==== GIVEN DATA

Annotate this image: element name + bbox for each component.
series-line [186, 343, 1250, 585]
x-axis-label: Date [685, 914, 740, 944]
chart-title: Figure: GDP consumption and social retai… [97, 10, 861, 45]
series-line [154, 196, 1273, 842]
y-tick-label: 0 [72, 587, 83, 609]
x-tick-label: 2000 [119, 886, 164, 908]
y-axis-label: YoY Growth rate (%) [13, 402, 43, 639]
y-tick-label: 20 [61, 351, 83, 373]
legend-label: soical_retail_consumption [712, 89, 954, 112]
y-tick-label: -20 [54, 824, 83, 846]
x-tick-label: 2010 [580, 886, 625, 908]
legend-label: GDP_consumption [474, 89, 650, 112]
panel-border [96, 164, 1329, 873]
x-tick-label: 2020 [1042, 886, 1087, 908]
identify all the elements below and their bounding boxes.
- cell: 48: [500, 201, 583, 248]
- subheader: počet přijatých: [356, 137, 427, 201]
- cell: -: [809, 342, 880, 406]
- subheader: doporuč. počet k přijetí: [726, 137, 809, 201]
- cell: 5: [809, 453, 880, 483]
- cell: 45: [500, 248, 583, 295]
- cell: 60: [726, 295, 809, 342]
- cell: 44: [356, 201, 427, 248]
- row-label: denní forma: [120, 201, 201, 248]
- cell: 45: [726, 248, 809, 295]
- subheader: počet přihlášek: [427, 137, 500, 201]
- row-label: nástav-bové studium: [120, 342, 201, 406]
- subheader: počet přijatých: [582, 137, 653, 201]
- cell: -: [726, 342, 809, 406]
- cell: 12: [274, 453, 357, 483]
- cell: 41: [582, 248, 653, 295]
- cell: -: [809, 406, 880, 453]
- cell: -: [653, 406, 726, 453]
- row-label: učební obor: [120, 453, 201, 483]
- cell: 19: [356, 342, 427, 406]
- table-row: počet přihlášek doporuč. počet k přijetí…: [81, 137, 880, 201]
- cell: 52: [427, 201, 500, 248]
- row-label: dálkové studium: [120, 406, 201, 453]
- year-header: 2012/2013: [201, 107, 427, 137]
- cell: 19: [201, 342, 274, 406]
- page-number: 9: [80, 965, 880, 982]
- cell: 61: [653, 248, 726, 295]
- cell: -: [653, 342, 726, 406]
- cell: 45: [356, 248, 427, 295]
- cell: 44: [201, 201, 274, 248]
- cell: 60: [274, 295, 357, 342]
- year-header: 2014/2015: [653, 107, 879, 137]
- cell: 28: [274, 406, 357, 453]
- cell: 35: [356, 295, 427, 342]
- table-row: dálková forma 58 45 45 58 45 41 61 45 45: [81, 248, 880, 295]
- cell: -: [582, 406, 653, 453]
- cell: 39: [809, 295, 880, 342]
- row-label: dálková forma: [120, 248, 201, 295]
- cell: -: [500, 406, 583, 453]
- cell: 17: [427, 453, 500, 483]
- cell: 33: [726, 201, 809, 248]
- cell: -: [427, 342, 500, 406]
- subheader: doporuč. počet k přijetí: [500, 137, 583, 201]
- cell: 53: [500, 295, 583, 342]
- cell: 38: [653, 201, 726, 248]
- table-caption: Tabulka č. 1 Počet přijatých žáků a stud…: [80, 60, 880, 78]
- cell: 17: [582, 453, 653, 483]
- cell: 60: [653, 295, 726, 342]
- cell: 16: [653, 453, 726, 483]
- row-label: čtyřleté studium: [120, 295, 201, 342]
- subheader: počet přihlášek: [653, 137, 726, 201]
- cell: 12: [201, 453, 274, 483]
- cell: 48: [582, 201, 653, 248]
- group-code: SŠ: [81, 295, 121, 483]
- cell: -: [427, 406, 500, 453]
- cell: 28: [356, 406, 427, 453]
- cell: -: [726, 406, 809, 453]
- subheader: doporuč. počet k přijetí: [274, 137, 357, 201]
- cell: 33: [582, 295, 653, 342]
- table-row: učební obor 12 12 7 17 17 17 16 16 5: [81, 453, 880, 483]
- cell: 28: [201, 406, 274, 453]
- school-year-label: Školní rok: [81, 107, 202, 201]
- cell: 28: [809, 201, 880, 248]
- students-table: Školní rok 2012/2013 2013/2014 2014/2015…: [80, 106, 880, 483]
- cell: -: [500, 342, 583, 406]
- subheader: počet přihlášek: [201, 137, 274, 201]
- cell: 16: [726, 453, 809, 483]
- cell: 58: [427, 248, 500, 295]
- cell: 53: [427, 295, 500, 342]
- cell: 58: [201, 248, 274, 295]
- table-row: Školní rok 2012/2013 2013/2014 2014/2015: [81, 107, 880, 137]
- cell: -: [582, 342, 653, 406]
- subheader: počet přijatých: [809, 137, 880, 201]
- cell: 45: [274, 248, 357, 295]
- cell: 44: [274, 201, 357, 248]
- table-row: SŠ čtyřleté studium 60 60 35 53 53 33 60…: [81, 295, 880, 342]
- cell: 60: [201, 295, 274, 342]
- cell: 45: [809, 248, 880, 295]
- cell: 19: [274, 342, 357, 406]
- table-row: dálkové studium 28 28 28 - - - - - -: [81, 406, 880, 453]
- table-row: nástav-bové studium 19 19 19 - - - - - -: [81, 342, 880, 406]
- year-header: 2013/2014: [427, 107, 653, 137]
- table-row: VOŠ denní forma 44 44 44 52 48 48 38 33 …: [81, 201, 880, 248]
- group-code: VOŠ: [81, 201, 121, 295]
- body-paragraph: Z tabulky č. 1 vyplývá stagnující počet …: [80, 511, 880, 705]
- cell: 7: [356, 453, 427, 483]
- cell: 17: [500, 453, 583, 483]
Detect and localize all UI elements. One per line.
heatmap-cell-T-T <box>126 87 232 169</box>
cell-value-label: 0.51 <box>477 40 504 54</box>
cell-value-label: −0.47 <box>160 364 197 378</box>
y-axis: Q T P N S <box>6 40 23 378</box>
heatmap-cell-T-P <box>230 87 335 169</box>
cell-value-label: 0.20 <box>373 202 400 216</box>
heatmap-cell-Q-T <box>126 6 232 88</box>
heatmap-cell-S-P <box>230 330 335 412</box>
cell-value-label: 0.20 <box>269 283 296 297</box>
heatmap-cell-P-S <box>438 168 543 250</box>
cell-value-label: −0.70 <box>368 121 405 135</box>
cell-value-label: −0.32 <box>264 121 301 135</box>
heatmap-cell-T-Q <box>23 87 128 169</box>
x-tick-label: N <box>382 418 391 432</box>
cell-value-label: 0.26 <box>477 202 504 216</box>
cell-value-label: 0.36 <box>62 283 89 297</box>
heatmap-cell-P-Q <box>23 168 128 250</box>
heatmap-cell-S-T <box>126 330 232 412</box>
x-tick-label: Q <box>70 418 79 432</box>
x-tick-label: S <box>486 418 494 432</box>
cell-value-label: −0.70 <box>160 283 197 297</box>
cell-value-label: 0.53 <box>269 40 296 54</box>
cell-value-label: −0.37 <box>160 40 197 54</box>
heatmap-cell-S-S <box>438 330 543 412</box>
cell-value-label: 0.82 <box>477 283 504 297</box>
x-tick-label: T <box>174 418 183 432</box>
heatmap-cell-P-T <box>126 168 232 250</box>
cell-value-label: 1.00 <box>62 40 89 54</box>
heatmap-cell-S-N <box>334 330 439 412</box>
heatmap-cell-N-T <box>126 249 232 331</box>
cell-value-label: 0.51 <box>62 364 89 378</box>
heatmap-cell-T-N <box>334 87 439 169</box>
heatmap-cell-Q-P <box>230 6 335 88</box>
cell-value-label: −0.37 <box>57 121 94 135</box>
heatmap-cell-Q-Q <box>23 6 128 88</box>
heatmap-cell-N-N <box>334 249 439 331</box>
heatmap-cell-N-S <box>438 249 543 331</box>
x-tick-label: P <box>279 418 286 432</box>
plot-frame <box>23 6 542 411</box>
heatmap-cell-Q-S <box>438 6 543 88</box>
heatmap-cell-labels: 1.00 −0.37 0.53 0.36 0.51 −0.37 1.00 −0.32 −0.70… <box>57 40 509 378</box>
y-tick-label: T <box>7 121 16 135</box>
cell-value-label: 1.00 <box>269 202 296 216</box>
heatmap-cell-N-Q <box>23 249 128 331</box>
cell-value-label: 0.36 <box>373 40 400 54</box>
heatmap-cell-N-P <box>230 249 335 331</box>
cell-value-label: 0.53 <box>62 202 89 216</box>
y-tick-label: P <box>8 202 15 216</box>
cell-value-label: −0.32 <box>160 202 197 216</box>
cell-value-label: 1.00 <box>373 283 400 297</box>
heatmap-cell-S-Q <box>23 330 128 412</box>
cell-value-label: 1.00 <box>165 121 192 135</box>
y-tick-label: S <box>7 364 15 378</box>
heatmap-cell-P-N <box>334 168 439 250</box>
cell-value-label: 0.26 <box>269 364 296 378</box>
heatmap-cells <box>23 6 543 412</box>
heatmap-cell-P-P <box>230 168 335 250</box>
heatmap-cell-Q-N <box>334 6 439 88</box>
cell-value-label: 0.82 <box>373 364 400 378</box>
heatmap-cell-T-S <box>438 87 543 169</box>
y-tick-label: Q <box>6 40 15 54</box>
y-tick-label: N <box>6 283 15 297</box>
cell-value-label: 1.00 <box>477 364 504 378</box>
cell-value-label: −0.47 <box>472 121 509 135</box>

========

• **WHAT IS ASKED**
Can you retype the lines above, from the very first one through the one containing "- table-row: počet", with both of those included?

• **ANSWER TO THIS TASK**
Annotate this image: element name + bbox for each component.
series-line [186, 343, 1250, 585]
x-axis-label: Date [685, 914, 740, 944]
chart-title: Figure: GDP consumption and social retai… [97, 10, 861, 45]
series-line [154, 196, 1273, 842]
y-tick-label: 0 [72, 587, 83, 609]
x-tick-label: 2000 [119, 886, 164, 908]
y-axis-label: YoY Growth rate (%) [13, 402, 43, 639]
y-tick-label: 20 [61, 351, 83, 373]
legend-label: soical_retail_consumption [712, 89, 954, 112]
y-tick-label: -20 [54, 824, 83, 846]
x-tick-label: 2010 [580, 886, 625, 908]
legend-label: GDP_consumption [474, 89, 650, 112]
panel-border [96, 164, 1329, 873]
x-tick-label: 2020 [1042, 886, 1087, 908]
identify all the elements below and their bounding boxes.
- cell: 48: [500, 201, 583, 248]
- subheader: počet přijatých: [356, 137, 427, 201]
- cell: -: [809, 342, 880, 406]
- subheader: doporuč. počet k přijetí: [726, 137, 809, 201]
- cell: 5: [809, 453, 880, 483]
- cell: 45: [500, 248, 583, 295]
- cell: 60: [726, 295, 809, 342]
- cell: 44: [356, 201, 427, 248]
- row-label: denní forma: [120, 201, 201, 248]
- cell: 45: [726, 248, 809, 295]
- subheader: počet přihlášek: [427, 137, 500, 201]
- row-label: nástav-bové studium: [120, 342, 201, 406]
- subheader: počet přijatých: [582, 137, 653, 201]
- cell: -: [726, 342, 809, 406]
- cell: 12: [274, 453, 357, 483]
- cell: 41: [582, 248, 653, 295]
- cell: -: [809, 406, 880, 453]
- cell: -: [653, 406, 726, 453]
- row-label: učební obor: [120, 453, 201, 483]
- cell: 19: [356, 342, 427, 406]
- table-row: počet přihlášek doporuč. počet k přijetí…: [81, 137, 880, 201]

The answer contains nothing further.